Each line containing the word "this" must be reported.
━━━━━ Records to process ━━━━━
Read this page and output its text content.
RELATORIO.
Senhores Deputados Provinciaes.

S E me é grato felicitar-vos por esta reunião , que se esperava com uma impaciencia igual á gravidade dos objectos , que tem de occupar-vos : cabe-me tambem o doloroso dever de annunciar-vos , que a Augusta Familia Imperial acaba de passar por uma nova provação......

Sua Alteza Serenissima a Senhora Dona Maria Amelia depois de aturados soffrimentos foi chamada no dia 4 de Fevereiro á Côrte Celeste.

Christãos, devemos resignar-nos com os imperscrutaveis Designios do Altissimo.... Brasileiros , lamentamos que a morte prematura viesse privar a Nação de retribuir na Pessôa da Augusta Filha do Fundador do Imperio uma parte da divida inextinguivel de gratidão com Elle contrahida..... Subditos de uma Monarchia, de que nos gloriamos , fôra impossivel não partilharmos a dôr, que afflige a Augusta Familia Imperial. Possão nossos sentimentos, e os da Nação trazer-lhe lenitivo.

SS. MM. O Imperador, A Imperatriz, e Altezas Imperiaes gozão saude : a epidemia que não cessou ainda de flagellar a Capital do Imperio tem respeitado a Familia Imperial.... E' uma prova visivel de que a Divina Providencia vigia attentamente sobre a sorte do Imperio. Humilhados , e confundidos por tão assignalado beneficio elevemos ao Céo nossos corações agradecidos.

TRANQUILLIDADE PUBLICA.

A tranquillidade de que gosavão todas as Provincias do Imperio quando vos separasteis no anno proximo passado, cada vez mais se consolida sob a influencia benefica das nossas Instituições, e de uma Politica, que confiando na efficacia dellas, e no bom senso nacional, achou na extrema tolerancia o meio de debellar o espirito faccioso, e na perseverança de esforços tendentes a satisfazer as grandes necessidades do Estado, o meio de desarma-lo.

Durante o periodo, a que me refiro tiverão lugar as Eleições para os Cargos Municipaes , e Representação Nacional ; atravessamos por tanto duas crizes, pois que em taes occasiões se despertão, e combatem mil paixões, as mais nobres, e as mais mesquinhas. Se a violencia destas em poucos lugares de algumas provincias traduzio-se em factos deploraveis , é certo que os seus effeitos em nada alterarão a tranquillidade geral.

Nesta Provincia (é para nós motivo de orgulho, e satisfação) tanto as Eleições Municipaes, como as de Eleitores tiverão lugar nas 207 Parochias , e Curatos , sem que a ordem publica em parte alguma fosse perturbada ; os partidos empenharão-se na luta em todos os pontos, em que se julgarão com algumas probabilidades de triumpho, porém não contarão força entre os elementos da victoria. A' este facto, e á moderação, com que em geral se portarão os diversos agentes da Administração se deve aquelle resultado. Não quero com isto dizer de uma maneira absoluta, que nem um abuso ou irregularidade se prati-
━━━━━
━━━━━ Records to process ━━━━━
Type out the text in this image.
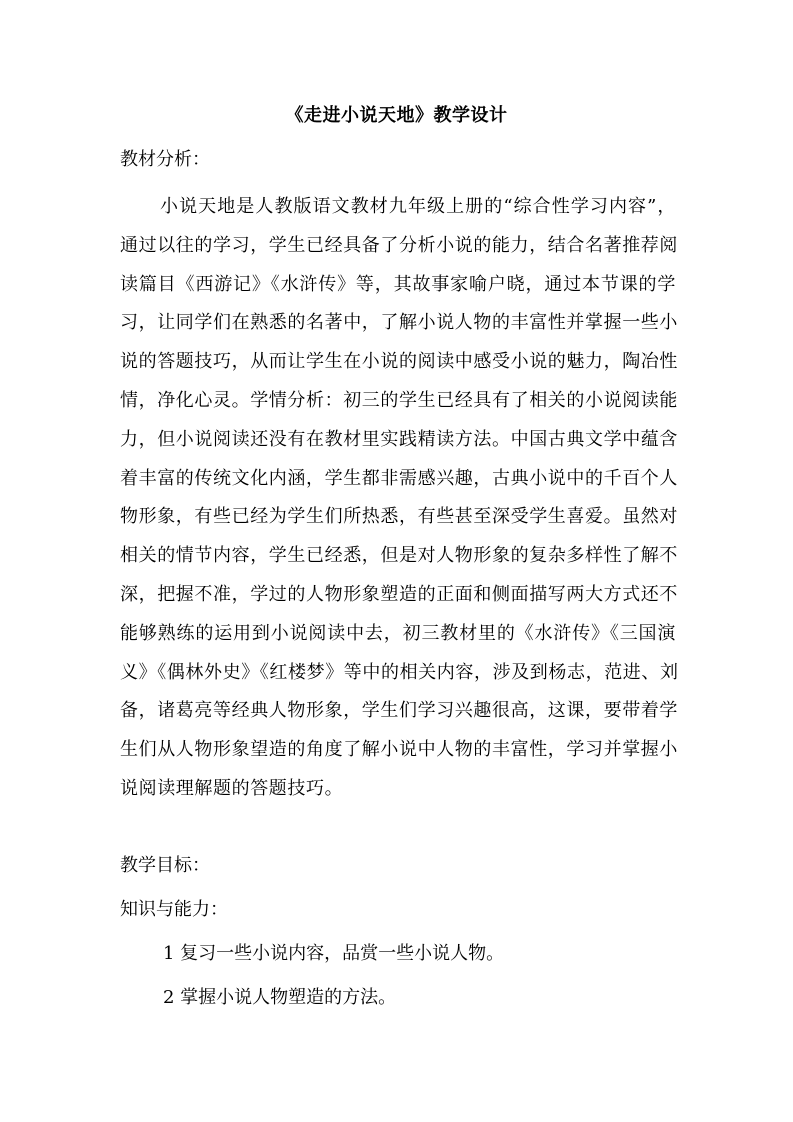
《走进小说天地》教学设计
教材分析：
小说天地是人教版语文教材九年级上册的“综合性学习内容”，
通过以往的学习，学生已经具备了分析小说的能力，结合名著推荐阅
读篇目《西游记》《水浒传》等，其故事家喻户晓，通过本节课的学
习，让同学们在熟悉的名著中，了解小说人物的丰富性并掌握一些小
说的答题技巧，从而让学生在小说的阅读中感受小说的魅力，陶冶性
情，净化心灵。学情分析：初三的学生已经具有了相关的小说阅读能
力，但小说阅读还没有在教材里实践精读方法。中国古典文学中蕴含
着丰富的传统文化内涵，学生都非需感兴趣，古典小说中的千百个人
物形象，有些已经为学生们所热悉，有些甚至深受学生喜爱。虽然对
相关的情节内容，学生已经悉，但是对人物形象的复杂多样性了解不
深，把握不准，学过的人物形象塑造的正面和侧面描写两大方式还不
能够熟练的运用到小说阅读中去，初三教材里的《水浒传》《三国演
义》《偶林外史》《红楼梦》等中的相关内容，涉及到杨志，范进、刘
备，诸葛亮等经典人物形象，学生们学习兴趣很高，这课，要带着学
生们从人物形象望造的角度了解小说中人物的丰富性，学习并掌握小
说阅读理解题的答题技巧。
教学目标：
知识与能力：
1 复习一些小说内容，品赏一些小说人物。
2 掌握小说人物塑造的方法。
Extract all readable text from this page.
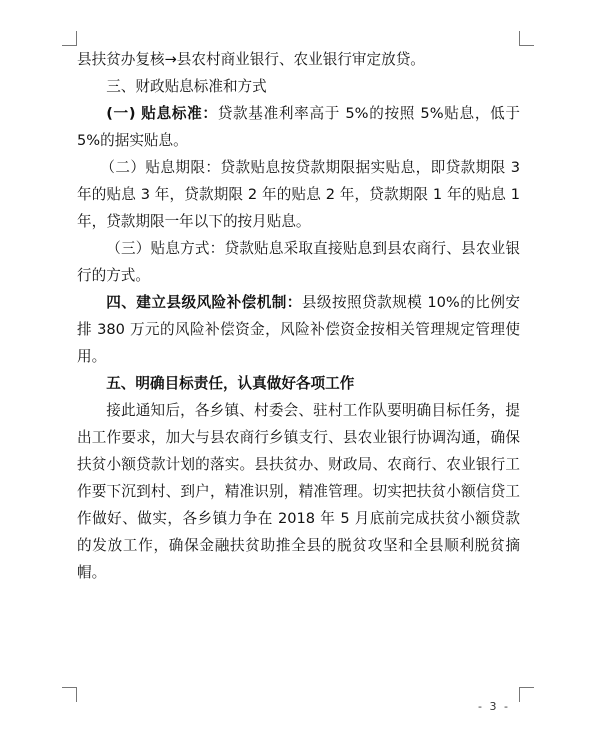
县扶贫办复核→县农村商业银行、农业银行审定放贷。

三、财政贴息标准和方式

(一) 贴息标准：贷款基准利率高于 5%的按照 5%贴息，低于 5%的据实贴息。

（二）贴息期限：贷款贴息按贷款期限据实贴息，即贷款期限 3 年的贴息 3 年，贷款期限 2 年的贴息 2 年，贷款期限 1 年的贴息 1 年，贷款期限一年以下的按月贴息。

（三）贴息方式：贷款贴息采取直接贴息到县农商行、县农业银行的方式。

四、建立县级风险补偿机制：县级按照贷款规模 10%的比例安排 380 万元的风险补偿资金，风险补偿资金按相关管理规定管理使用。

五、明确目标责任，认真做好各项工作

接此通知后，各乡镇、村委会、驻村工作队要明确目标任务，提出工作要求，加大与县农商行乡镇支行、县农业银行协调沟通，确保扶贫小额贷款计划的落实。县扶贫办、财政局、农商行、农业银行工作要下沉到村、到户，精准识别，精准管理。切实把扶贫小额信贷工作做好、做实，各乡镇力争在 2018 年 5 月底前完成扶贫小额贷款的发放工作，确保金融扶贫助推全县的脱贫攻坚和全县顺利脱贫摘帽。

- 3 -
━━━━━
* **Complete response**
Read this page and output its text content.
Type out the text in this image.
Extract all readable text from this page.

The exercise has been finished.